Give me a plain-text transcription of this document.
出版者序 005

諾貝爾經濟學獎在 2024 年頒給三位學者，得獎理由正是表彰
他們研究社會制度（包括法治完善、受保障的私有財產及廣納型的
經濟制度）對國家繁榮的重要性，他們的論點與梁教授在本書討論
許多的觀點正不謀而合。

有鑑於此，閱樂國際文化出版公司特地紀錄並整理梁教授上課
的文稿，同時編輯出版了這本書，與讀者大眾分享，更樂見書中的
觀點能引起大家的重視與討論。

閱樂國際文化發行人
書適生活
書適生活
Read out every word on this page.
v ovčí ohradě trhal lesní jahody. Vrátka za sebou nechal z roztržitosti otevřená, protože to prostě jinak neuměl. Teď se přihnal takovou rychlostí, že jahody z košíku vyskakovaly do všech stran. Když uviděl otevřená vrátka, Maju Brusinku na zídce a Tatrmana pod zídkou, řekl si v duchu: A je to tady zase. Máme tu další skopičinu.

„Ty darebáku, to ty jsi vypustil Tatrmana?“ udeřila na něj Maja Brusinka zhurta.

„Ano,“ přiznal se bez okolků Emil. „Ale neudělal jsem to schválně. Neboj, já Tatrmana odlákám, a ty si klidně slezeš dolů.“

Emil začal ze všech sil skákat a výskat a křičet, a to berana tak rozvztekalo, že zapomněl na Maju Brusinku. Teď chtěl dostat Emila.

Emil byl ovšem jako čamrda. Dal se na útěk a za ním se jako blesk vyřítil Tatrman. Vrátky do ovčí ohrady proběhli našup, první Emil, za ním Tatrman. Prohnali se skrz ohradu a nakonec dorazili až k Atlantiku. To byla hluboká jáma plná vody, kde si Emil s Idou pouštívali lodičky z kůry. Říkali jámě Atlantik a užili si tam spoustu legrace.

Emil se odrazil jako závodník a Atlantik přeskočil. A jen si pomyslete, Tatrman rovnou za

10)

———

- _WHAT THE EXERCISE ASKS_: Repeat all the entries word for word.

- _IN RESPONSE_:
Give me a plain-text transcription of this document.
出版者序 005

諾貝爾經濟學獎在 2024 年頒給三位學者，得獎理由正是表彰
他們研究社會制度（包括法治完善、受保障的私有財產及廣納型的
經濟制度）對國家繁榮的重要性，他們的論點與梁教授在本書討論
許多的觀點正不謀而合。

有鑑於此，閱樂國際文化出版公司特地紀錄並整理梁教授上課
的文稿，同時編輯出版了這本書，與讀者大眾分享，更樂見書中的
觀點能引起大家的重視與討論。

閱樂國際文化發行人
書適生活
書適生活
Read out every word on this page.
v ovčí ohradě trhal lesní jahody. Vrátka za sebou nechal z roztržitosti otevřená, protože to prostě jinak neuměl. Teď se přihnal takovou rychlostí, že jahody z košíku vyskakovaly do všech stran. Když uviděl otevřená vrátka, Maju Brusinku na zídce a Tatrmana pod zídkou, řekl si v duchu: A je to tady zase. Máme tu další skopičinu.

„Ty darebáku, to ty jsi vypustil Tatrmana?“ udeřila na něj Maja Brusinka zhurta.

„Ano,“ přiznal se bez okolků Emil. „Ale neudělal jsem to schválně. Neboj, já Tatrmana odlákám, a ty si klidně slezeš dolů.“

Emil začal ze všech sil skákat a výskat a křičet, a to berana tak rozvztekalo, že zapomněl na Maju Brusinku. Teď chtěl dostat Emila.

Emil byl ovšem jako čamrda. Dal se na útěk a za ním se jako blesk vyřítil Tatrman. Vrátky do ovčí ohrady proběhli našup, první Emil, za ním Tatrman. Prohnali se skrz ohradu a nakonec dorazili až k Atlantiku. To byla hluboká jáma plná vody, kde si Emil s Idou pouštívali lodičky z kůry. Říkali jámě Atlantik a užili si tam spoustu legrace.

Emil se odrazil jako závodník a Atlantik přeskočil. A jen si pomyslete, Tatrman rovnou za

10)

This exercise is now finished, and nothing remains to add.